*STATED PROBLEM*: Collect the lines of the entries where "Fordeling" shows up.

^^^^

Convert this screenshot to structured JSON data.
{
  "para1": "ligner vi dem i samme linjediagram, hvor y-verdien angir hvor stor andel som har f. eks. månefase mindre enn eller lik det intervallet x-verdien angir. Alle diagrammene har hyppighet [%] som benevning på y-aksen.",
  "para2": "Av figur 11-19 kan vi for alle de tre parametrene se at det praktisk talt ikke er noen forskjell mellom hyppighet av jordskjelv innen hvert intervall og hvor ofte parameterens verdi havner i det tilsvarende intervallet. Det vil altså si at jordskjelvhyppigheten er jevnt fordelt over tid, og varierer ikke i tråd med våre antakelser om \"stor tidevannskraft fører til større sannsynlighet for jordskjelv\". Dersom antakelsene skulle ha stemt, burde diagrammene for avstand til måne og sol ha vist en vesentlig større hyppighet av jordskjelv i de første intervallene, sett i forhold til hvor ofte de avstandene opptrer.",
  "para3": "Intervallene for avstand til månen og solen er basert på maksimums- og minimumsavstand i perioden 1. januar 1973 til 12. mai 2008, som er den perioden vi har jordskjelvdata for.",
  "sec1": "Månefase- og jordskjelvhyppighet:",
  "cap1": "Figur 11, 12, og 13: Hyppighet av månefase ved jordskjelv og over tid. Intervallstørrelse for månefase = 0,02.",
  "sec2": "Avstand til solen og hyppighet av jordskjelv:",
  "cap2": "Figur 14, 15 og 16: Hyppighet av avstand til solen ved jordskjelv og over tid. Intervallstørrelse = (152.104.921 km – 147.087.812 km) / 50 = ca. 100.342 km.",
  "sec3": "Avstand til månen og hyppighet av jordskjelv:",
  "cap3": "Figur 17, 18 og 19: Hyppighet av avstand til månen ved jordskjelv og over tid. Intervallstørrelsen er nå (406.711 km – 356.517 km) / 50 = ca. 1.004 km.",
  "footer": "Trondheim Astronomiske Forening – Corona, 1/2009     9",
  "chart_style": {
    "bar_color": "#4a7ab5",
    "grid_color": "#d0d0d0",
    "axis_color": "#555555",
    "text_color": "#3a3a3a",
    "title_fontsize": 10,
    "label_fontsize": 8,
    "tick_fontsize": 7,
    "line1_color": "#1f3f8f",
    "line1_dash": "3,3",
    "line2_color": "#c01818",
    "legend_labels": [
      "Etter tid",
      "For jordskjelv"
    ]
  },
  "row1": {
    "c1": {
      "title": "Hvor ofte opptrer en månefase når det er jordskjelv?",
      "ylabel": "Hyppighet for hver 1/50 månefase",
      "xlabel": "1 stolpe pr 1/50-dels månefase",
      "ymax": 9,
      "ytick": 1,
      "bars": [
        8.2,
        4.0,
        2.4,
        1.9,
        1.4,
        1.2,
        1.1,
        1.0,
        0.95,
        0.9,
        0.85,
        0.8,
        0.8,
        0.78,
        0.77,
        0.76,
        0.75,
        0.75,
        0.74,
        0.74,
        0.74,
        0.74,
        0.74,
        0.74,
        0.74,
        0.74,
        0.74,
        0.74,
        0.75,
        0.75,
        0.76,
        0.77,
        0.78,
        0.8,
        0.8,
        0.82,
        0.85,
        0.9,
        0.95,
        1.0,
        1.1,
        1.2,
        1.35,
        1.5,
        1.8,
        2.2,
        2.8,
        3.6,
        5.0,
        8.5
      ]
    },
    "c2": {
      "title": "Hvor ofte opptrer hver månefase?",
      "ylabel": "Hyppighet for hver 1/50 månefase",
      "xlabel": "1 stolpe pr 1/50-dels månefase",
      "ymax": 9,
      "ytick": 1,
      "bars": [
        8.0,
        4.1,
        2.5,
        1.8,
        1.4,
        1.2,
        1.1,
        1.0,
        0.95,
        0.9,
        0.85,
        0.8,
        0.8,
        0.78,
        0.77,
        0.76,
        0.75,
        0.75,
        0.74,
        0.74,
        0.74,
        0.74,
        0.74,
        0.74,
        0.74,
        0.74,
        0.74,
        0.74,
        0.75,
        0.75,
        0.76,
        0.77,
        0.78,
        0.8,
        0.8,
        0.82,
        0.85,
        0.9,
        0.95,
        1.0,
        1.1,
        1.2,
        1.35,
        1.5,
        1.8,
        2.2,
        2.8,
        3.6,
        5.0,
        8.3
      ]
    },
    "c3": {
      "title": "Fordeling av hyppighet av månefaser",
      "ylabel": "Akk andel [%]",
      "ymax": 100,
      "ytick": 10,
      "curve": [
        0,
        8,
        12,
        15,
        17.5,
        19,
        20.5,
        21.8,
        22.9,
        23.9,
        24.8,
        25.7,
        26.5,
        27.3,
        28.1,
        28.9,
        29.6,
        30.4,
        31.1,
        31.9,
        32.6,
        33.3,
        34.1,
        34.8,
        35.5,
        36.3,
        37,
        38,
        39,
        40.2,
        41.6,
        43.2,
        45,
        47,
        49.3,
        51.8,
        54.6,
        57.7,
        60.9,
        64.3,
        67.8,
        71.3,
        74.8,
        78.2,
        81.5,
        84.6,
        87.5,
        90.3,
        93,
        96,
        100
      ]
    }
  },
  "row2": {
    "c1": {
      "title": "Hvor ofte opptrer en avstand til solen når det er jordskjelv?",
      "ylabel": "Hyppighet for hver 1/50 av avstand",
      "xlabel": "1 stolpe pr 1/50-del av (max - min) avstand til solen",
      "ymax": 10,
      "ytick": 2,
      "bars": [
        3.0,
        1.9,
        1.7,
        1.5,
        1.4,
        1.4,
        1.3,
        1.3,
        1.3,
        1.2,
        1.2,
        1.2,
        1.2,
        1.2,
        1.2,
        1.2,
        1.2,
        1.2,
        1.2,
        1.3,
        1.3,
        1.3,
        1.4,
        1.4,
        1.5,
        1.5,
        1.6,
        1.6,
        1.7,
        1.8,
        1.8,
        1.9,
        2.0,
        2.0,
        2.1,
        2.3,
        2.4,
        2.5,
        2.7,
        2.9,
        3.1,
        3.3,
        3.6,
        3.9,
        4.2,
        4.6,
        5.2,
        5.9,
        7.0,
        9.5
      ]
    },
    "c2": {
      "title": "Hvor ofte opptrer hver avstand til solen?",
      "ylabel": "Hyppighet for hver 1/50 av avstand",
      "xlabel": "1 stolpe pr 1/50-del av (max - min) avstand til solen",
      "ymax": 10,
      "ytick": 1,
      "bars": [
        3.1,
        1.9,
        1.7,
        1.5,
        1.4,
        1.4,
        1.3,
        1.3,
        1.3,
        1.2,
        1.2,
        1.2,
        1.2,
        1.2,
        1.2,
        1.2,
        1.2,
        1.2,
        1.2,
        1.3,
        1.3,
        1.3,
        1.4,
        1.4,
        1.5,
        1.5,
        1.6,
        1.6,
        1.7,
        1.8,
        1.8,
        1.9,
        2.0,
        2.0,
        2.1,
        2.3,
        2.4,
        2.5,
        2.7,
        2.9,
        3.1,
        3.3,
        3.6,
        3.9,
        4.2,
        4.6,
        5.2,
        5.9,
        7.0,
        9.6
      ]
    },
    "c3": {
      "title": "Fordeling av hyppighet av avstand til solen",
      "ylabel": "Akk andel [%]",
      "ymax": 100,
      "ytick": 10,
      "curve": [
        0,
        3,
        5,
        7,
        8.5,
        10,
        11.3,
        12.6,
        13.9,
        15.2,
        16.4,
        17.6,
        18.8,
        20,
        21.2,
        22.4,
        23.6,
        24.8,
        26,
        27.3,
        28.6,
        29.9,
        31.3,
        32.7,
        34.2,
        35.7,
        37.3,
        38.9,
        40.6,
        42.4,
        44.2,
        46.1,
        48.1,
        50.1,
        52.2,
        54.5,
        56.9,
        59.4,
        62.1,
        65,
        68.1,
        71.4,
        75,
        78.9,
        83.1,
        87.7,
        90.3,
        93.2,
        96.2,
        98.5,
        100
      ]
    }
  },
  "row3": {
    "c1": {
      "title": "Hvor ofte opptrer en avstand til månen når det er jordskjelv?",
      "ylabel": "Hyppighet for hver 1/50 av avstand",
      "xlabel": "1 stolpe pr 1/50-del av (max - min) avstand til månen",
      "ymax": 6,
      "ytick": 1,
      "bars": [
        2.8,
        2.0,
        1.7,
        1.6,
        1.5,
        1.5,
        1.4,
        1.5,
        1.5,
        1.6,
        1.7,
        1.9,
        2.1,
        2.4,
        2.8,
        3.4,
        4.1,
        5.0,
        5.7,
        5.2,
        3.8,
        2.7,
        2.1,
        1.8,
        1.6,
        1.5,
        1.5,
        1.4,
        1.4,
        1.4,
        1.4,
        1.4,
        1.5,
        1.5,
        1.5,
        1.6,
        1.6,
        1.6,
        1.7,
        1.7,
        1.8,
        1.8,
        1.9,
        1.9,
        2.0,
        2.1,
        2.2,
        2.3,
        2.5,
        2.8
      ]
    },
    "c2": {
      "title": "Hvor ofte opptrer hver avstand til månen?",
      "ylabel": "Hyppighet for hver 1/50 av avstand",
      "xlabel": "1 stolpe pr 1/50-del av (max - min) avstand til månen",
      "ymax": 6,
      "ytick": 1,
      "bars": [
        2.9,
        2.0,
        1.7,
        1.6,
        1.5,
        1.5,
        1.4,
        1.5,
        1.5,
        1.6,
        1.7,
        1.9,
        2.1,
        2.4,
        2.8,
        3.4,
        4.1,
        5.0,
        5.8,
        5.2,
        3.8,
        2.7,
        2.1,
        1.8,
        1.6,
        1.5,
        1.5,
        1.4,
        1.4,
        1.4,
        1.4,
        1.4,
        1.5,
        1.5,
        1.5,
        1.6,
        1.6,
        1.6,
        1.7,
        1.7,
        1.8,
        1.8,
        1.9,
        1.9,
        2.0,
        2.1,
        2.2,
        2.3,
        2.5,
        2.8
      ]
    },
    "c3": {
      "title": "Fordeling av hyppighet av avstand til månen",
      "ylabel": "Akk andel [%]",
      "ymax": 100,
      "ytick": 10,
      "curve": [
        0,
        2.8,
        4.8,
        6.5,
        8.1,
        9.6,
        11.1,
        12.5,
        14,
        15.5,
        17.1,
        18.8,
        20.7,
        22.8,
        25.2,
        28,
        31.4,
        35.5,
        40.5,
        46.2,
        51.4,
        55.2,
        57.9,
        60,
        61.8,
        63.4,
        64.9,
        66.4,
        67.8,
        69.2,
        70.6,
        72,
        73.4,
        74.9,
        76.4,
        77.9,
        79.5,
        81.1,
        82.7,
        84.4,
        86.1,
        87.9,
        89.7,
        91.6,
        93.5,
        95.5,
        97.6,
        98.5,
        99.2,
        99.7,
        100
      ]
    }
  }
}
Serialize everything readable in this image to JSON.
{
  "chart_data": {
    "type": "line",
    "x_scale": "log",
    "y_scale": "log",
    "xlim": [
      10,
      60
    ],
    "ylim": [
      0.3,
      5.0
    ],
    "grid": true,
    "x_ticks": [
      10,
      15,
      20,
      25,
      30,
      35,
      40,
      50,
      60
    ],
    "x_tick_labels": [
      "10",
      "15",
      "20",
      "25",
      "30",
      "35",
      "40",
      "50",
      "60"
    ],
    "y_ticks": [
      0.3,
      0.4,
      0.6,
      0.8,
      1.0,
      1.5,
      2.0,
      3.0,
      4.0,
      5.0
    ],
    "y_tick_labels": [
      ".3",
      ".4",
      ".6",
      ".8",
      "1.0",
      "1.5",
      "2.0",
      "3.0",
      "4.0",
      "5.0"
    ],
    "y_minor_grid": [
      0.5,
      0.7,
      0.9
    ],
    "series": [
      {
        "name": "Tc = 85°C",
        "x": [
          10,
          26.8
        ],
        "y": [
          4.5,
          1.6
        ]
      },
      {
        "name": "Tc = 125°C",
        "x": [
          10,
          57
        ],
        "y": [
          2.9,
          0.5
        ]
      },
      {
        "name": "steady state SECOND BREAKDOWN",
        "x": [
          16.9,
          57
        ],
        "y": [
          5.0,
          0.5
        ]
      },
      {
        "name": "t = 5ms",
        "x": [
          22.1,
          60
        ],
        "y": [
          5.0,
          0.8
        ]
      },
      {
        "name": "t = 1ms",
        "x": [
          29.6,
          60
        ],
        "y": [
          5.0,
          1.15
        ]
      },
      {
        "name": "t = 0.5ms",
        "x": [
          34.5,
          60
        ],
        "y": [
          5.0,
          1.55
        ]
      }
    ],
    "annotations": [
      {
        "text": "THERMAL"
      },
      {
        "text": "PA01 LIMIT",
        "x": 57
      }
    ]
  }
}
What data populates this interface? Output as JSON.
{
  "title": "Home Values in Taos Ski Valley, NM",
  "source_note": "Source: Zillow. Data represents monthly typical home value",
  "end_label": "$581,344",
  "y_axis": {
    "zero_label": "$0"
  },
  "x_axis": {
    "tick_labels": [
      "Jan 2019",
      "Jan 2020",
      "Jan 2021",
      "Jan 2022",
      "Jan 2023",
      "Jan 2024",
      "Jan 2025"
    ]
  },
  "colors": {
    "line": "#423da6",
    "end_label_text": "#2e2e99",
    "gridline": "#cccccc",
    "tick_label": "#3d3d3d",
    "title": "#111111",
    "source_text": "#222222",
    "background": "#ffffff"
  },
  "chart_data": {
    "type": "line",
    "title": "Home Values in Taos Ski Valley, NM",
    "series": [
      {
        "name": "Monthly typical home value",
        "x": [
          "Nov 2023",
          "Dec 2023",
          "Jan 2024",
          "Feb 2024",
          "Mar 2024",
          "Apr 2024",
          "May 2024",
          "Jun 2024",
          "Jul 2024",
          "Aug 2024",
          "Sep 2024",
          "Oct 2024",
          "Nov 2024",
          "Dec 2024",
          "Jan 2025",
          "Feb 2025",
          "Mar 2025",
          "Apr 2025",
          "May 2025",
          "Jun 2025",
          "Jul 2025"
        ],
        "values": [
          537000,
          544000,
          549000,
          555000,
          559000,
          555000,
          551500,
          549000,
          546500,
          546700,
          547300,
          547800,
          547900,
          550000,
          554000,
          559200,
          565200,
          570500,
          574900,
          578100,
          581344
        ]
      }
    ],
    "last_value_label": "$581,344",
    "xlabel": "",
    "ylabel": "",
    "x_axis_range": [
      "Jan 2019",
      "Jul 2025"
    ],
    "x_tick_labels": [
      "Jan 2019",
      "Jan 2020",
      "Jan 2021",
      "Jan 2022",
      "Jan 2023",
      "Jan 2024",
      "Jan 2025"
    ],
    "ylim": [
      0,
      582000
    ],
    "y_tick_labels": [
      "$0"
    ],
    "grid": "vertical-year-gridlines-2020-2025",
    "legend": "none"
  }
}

^^^^

*OUTPUT*:
      "title": "Fordeling av hyppighet av månefaser",
      "title": "Fordeling av hyppighet av avstand til solen",
      "title": "Fordeling av hyppighet av avstand til månen",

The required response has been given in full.